Written problem
Wherever the string "event" occurs in a line of these records, report that line.

Stored data:
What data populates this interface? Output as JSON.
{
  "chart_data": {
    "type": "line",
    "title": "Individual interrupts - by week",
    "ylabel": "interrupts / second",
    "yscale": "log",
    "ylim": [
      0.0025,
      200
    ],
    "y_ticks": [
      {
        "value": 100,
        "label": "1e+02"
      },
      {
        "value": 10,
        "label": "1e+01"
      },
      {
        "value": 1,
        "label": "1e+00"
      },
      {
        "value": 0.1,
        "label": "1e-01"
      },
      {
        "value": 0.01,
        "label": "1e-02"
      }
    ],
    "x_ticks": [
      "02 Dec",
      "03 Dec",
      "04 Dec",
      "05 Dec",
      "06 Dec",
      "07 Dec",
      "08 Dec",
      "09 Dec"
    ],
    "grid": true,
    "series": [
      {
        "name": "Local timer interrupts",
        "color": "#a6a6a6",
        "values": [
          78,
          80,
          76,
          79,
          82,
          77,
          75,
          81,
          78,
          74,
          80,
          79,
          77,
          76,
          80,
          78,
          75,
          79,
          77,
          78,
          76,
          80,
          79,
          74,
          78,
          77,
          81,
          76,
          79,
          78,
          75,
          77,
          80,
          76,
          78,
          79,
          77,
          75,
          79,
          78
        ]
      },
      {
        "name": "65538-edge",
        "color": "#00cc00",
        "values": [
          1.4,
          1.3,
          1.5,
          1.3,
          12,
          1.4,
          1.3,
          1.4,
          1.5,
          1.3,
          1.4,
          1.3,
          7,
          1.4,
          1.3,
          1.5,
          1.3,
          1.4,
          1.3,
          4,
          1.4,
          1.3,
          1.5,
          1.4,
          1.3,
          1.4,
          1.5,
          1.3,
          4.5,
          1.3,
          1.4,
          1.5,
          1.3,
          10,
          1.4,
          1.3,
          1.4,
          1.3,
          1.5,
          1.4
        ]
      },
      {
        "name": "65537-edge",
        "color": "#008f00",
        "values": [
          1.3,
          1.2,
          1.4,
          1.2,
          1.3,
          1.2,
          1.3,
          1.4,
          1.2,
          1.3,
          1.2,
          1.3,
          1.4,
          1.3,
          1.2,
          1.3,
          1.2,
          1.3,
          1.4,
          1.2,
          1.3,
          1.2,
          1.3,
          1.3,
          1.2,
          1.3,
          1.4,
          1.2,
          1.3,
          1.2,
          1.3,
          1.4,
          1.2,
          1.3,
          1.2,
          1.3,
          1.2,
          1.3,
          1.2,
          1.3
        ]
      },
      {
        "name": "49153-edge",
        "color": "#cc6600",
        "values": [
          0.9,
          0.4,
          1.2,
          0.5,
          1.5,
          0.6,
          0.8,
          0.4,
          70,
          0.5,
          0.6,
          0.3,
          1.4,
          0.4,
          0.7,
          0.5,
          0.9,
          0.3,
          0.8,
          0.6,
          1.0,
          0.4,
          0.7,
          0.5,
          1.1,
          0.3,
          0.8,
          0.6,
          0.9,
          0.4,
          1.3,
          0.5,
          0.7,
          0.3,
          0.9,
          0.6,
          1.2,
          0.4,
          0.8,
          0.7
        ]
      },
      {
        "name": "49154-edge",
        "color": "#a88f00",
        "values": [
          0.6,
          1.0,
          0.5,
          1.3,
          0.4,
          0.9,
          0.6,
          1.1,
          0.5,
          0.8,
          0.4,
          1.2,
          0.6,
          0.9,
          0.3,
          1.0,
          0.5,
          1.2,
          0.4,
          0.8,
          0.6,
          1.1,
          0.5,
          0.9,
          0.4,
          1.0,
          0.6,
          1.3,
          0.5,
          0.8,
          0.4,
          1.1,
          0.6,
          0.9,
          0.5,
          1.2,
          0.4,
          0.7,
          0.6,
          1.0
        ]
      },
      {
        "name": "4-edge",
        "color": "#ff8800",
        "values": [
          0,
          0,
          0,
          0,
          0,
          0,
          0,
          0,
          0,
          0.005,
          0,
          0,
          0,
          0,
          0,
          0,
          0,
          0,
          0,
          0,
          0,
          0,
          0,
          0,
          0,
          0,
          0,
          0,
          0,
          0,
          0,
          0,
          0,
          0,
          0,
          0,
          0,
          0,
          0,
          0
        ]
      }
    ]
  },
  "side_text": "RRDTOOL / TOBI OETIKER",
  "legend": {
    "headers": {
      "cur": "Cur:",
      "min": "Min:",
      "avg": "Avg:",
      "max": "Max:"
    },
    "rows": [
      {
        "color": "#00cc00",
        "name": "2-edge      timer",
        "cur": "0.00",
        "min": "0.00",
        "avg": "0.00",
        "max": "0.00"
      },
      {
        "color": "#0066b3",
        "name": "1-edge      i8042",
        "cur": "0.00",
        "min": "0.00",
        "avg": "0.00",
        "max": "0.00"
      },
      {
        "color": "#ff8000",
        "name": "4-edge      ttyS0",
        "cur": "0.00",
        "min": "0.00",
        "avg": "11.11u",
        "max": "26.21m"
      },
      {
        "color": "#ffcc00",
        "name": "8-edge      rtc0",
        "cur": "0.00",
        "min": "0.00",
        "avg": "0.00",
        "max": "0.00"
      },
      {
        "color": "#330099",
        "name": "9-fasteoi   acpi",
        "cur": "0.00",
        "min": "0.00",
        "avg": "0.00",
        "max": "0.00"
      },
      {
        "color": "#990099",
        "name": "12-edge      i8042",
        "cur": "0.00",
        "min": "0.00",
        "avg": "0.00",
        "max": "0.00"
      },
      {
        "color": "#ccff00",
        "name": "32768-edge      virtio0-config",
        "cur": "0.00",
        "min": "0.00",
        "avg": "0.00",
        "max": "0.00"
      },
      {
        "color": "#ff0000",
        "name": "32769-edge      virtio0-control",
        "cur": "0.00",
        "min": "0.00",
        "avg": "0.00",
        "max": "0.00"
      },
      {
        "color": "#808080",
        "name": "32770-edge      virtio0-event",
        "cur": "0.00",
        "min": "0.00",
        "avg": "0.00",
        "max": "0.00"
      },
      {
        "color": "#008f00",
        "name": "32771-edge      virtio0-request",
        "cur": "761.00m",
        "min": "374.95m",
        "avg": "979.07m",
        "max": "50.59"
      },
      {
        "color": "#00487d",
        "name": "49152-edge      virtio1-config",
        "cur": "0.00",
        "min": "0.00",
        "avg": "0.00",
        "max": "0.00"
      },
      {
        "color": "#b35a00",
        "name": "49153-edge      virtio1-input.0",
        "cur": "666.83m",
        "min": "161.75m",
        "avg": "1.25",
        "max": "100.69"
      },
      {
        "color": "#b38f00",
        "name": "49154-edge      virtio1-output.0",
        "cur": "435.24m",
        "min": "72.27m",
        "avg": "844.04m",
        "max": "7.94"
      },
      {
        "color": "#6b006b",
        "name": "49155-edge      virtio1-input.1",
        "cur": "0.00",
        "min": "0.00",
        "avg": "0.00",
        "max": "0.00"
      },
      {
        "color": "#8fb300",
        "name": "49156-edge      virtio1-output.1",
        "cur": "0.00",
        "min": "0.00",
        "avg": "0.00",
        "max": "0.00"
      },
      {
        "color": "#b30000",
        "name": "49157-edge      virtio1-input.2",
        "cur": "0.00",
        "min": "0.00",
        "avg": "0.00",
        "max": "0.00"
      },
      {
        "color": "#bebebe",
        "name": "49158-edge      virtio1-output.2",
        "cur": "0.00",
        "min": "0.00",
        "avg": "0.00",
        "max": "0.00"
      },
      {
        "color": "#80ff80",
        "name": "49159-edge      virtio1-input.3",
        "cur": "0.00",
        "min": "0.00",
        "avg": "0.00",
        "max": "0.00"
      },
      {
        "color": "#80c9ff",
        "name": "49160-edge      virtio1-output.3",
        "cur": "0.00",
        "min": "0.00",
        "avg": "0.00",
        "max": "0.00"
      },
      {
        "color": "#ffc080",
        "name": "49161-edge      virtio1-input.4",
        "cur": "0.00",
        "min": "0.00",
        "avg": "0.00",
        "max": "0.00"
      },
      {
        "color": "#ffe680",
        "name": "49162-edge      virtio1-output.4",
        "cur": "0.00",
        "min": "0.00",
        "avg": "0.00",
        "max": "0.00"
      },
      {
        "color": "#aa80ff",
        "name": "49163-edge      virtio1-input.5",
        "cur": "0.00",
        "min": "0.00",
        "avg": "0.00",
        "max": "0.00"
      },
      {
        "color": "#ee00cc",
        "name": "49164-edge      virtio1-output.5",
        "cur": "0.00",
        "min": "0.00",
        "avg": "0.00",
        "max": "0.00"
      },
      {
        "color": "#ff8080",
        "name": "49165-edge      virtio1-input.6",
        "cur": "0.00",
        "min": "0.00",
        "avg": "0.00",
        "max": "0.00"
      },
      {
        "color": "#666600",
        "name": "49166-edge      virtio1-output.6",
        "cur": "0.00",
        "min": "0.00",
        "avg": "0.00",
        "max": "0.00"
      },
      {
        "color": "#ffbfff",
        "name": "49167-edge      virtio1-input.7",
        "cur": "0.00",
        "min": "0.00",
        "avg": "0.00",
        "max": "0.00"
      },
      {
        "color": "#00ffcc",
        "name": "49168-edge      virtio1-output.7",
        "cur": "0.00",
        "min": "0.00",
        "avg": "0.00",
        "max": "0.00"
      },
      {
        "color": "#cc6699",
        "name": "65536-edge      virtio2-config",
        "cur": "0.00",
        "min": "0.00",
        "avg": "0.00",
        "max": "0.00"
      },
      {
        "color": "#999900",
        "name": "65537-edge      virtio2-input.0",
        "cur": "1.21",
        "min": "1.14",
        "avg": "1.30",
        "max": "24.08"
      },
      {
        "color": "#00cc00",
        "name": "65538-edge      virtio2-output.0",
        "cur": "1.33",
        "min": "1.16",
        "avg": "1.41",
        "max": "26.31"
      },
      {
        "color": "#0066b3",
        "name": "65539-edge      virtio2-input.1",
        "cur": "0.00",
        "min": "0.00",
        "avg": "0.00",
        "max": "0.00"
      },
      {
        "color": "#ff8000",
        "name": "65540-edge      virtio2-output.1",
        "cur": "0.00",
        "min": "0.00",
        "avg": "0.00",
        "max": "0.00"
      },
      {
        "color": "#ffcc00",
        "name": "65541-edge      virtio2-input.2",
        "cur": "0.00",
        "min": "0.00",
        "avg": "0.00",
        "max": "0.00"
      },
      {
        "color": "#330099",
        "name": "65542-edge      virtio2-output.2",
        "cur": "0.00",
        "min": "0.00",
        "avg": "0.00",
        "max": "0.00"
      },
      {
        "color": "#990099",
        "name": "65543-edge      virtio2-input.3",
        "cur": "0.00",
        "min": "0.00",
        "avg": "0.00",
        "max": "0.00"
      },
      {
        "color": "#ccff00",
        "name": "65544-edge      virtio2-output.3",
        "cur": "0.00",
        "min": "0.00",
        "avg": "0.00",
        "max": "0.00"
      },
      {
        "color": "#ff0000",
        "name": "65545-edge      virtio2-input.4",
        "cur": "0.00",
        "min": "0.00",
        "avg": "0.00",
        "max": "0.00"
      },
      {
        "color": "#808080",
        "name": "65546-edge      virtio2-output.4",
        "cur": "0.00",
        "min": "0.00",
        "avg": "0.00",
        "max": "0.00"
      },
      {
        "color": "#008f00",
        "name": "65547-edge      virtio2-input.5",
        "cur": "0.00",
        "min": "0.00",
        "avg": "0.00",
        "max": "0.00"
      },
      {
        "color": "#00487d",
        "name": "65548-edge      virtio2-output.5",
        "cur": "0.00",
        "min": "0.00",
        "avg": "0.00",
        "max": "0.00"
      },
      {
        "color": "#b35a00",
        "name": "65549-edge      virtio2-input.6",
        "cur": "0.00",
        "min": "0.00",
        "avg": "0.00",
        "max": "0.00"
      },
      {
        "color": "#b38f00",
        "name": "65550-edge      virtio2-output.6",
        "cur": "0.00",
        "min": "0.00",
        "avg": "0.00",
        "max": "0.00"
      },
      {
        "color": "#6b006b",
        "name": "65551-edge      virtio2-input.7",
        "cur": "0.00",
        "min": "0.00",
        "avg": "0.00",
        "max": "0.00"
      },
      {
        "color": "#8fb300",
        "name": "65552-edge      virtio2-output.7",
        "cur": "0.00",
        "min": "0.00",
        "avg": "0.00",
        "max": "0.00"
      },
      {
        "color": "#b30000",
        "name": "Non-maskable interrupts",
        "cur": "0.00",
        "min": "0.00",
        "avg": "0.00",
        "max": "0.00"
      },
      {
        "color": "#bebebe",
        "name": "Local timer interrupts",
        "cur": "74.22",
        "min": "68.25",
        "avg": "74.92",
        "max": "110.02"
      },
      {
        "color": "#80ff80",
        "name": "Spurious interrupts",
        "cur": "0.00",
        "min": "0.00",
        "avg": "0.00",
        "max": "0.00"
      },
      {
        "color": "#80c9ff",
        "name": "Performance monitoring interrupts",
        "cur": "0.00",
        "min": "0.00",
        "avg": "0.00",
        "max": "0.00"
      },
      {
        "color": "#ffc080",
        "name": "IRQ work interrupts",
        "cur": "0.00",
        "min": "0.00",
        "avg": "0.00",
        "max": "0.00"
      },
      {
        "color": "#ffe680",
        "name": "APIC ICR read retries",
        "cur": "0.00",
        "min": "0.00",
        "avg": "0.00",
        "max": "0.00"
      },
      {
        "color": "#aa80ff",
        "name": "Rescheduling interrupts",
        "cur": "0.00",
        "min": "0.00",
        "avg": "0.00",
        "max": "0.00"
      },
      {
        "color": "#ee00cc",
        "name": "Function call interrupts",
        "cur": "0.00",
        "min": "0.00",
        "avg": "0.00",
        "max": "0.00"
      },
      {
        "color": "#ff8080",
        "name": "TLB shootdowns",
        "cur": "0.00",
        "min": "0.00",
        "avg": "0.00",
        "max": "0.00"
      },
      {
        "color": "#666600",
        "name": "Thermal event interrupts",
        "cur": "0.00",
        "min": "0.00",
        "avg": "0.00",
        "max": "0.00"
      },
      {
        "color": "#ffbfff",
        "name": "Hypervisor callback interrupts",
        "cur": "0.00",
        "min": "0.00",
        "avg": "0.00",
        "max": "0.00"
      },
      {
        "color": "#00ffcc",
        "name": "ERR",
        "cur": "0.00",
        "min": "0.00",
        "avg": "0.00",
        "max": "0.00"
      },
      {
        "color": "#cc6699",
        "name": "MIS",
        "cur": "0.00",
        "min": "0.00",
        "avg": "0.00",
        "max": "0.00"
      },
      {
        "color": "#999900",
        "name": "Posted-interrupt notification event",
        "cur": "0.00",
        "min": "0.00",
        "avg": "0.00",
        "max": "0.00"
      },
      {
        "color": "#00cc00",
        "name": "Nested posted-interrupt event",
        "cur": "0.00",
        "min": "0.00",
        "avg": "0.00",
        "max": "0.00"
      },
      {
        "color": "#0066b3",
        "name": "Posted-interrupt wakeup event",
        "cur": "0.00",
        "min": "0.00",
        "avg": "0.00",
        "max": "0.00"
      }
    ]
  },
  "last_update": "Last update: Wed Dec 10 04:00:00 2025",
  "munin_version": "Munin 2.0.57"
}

Output for this exercise
        "name": "32770-edge      virtio0-event",
        "name": "Thermal event interrupts",
        "name": "Posted-interrupt notification event",
        "name": "Nested posted-interrupt event",
        "name": "Posted-interrupt wakeup event",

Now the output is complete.